[Entries from a dataset]
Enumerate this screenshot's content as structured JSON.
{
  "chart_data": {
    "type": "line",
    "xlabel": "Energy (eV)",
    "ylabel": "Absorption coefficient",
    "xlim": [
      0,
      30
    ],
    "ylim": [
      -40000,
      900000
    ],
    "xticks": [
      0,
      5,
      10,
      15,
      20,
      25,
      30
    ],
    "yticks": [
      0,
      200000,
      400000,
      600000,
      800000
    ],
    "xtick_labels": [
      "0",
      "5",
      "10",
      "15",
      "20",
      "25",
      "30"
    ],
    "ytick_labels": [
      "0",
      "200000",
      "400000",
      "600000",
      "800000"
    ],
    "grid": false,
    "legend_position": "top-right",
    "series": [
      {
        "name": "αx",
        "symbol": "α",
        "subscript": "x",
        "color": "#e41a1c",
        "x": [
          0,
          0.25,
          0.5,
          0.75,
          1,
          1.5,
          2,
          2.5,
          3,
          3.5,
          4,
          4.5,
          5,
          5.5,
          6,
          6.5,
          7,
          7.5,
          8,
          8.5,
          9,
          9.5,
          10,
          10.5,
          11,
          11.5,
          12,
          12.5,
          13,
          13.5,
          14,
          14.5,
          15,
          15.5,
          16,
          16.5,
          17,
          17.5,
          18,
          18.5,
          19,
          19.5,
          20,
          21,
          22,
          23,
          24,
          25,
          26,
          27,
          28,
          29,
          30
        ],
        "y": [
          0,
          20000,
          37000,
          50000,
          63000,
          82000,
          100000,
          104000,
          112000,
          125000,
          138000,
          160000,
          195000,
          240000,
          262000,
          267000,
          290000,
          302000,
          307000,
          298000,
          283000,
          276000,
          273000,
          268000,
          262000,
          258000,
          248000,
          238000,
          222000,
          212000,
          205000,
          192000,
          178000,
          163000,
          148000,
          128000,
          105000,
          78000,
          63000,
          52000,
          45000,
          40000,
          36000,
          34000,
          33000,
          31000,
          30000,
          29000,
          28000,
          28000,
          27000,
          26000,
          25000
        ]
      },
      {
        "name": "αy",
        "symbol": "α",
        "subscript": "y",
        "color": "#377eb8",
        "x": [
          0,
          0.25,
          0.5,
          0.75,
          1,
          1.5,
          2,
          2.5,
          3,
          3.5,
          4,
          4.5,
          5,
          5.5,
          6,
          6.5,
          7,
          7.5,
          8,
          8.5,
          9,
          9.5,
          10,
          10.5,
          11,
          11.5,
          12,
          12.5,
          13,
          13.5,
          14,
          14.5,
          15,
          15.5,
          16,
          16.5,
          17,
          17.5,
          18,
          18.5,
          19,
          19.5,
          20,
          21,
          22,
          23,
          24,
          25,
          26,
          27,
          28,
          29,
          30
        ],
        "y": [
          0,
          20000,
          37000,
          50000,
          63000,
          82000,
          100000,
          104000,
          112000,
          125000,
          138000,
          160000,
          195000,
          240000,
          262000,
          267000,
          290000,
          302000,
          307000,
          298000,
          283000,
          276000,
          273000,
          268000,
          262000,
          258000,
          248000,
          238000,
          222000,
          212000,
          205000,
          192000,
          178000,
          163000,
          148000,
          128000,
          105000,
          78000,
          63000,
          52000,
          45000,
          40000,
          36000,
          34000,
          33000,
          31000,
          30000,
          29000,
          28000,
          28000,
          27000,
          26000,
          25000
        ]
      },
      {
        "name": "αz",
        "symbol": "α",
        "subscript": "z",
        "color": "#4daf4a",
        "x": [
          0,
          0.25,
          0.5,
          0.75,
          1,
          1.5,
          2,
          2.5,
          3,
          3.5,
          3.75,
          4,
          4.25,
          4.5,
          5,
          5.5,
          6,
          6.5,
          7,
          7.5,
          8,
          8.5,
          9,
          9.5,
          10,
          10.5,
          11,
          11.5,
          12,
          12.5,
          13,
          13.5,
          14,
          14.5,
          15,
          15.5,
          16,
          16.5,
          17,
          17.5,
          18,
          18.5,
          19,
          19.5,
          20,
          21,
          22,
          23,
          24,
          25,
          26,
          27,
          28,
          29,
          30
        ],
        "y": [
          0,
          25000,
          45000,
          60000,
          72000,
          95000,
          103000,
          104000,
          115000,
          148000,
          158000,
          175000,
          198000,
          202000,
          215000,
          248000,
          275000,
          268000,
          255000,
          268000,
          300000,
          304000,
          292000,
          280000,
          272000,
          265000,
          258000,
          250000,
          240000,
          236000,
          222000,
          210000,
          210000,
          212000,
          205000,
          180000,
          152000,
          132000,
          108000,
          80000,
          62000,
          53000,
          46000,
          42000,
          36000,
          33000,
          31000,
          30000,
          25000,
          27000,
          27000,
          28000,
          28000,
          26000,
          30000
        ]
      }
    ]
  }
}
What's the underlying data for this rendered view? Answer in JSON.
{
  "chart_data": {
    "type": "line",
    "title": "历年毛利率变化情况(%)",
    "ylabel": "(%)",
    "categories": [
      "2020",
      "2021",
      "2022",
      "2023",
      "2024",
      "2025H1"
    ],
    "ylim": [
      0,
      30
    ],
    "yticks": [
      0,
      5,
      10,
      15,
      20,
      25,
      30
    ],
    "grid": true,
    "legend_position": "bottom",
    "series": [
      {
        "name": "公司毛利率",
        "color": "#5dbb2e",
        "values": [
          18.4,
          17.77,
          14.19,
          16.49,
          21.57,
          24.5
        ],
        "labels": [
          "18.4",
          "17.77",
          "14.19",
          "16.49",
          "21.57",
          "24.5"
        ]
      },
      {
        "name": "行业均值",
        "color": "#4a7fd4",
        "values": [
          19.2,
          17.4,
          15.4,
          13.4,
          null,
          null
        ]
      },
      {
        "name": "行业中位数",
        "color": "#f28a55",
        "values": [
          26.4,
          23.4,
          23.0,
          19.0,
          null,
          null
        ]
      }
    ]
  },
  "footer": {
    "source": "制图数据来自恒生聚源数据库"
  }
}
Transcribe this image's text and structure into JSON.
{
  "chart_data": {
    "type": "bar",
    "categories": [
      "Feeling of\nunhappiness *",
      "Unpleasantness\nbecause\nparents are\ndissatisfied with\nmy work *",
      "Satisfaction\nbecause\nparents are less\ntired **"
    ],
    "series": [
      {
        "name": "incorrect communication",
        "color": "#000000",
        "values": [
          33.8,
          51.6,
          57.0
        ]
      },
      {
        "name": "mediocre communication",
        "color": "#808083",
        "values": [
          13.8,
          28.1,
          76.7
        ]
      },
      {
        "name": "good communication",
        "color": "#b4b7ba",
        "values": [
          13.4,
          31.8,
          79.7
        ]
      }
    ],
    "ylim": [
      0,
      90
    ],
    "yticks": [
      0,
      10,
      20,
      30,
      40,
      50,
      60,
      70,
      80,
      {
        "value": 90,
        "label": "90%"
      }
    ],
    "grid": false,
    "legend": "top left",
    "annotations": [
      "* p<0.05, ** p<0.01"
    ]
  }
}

Instructions to follow
The listing above must be transcribed exactly, line by line.

Worked solution
Enumerate this screenshot's content as structured JSON.
{
  "chart_data": {
    "type": "line",
    "xlabel": "Energy (eV)",
    "ylabel": "Absorption coefficient",
    "xlim": [
      0,
      30
    ],
    "ylim": [
      -40000,
      900000
    ],
    "xticks": [
      0,
      5,
      10,
      15,
      20,
      25,
      30
    ],
    "yticks": [
      0,
      200000,
      400000,
      600000,
      800000
    ],
    "xtick_labels": [
      "0",
      "5",
      "10",
      "15",
      "20",
      "25",
      "30"
    ],
    "ytick_labels": [
      "0",
      "200000",
      "400000",
      "600000",
      "800000"
    ],
    "grid": false,
    "legend_position": "top-right",
    "series": [
      {
        "name": "αx",
        "symbol": "α",
        "subscript": "x",
        "color": "#e41a1c",
        "x": [
          0,
          0.25,
          0.5,
          0.75,
          1,
          1.5,
          2,
          2.5,
          3,
          3.5,
          4,
          4.5,
          5,
          5.5,
          6,
          6.5,
          7,
          7.5,
          8,
          8.5,
          9,
          9.5,
          10,
          10.5,
          11,
          11.5,
          12,
          12.5,
          13,
          13.5,
          14,
          14.5,
          15,
          15.5,
          16,
          16.5,
          17,
          17.5,
          18,
          18.5,
          19,
          19.5,
          20,
          21,
          22,
          23,
          24,
          25,
          26,
          27,
          28,
          29,
          30
        ],
        "y": [
          0,
          20000,
          37000,
          50000,
          63000,
          82000,
          100000,
          104000,
          112000,
          125000,
          138000,
          160000,
          195000,
          240000,
          262000,
          267000,
          290000,
          302000,
          307000,
          298000,
          283000,
          276000,
          273000,
          268000,
          262000,
          258000,
          248000,
          238000,
          222000,
          212000,
          205000,
          192000,
          178000,
          163000,
          148000,
          128000,
          105000,
          78000,
          63000,
          52000,
          45000,
          40000,
          36000,
          34000,
          33000,
          31000,
          30000,
          29000,
          28000,
          28000,
          27000,
          26000,
          25000
        ]
      },
      {
        "name": "αy",
        "symbol": "α",
        "subscript": "y",
        "color": "#377eb8",
        "x": [
          0,
          0.25,
          0.5,
          0.75,
          1,
          1.5,
          2,
          2.5,
          3,
          3.5,
          4,
          4.5,
          5,
          5.5,
          6,
          6.5,
          7,
          7.5,
          8,
          8.5,
          9,
          9.5,
          10,
          10.5,
          11,
          11.5,
          12,
          12.5,
          13,
          13.5,
          14,
          14.5,
          15,
          15.5,
          16,
          16.5,
          17,
          17.5,
          18,
          18.5,
          19,
          19.5,
          20,
          21,
          22,
          23,
          24,
          25,
          26,
          27,
          28,
          29,
          30
        ],
        "y": [
          0,
          20000,
          37000,
          50000,
          63000,
          82000,
          100000,
          104000,
          112000,
          125000,
          138000,
          160000,
          195000,
          240000,
          262000,
          267000,
          290000,
          302000,
          307000,
          298000,
          283000,
          276000,
          273000,
          268000,
          262000,
          258000,
          248000,
          238000,
          222000,
          212000,
          205000,
          192000,
          178000,
          163000,
          148000,
          128000,
          105000,
          78000,
          63000,
          52000,
          45000,
          40000,
          36000,
          34000,
          33000,
          31000,
          30000,
          29000,
          28000,
          28000,
          27000,
          26000,
          25000
        ]
      },
      {
        "name": "αz",
        "symbol": "α",
        "subscript": "z",
        "color": "#4daf4a",
        "x": [
          0,
          0.25,
          0.5,
          0.75,
          1,
          1.5,
          2,
          2.5,
          3,
          3.5,
          3.75,
          4,
          4.25,
          4.5,
          5,
          5.5,
          6,
          6.5,
          7,
          7.5,
          8,
          8.5,
          9,
          9.5,
          10,
          10.5,
          11,
          11.5,
          12,
          12.5,
          13,
          13.5,
          14,
          14.5,
          15,
          15.5,
          16,
          16.5,
          17,
          17.5,
          18,
          18.5,
          19,
          19.5,
          20,
          21,
          22,
          23,
          24,
          25,
          26,
          27,
          28,
          29,
          30
        ],
        "y": [
          0,
          25000,
          45000,
          60000,
          72000,
          95000,
          103000,
          104000,
          115000,
          148000,
          158000,
          175000,
          198000,
          202000,
          215000,
          248000,
          275000,
          268000,
          255000,
          268000,
          300000,
          304000,
          292000,
          280000,
          272000,
          265000,
          258000,
          250000,
          240000,
          236000,
          222000,
          210000,
          210000,
          212000,
          205000,
          180000,
          152000,
          132000,
          108000,
          80000,
          62000,
          53000,
          46000,
          42000,
          36000,
          33000,
          31000,
          30000,
          25000,
          27000,
          27000,
          28000,
          28000,
          26000,
          30000
        ]
      }
    ]
  }
}
What's the underlying data for this rendered view? Answer in JSON.
{
  "chart_data": {
    "type": "line",
    "title": "历年毛利率变化情况(%)",
    "ylabel": "(%)",
    "categories": [
      "2020",
      "2021",
      "2022",
      "2023",
      "2024",
      "2025H1"
    ],
    "ylim": [
      0,
      30
    ],
    "yticks": [
      0,
      5,
      10,
      15,
      20,
      25,
      30
    ],
    "grid": true,
    "legend_position": "bottom",
    "series": [
      {
        "name": "公司毛利率",
        "color": "#5dbb2e",
        "values": [
          18.4,
          17.77,
          14.19,
          16.49,
          21.57,
          24.5
        ],
        "labels": [
          "18.4",
          "17.77",
          "14.19",
          "16.49",
          "21.57",
          "24.5"
        ]
      },
      {
        "name": "行业均值",
        "color": "#4a7fd4",
        "values": [
          19.2,
          17.4,
          15.4,
          13.4,
          null,
          null
        ]
      },
      {
        "name": "行业中位数",
        "color": "#f28a55",
        "values": [
          26.4,
          23.4,
          23.0,
          19.0,
          null,
          null
        ]
      }
    ]
  },
  "footer": {
    "source": "制图数据来自恒生聚源数据库"
  }
}
Transcribe this image's text and structure into JSON.
{
  "chart_data": {
    "type": "bar",
    "categories": [
      "Feeling of\nunhappiness *",
      "Unpleasantness\nbecause\nparents are\ndissatisfied with\nmy work *",
      "Satisfaction\nbecause\nparents are less\ntired **"
    ],
    "series": [
      {
        "name": "incorrect communication",
        "color": "#000000",
        "values": [
          33.8,
          51.6,
          57.0
        ]
      },
      {
        "name": "mediocre communication",
        "color": "#808083",
        "values": [
          13.8,
          28.1,
          76.7
        ]
      },
      {
        "name": "good communication",
        "color": "#b4b7ba",
        "values": [
          13.4,
          31.8,
          79.7
        ]
      }
    ],
    "ylim": [
      0,
      90
    ],
    "yticks": [
      0,
      10,
      20,
      30,
      40,
      50,
      60,
      70,
      80,
      {
        "value": 90,
        "label": "90%"
      }
    ],
    "grid": false,
    "legend": "top left",
    "annotations": [
      "* p<0.05, ** p<0.01"
    ]
  }
}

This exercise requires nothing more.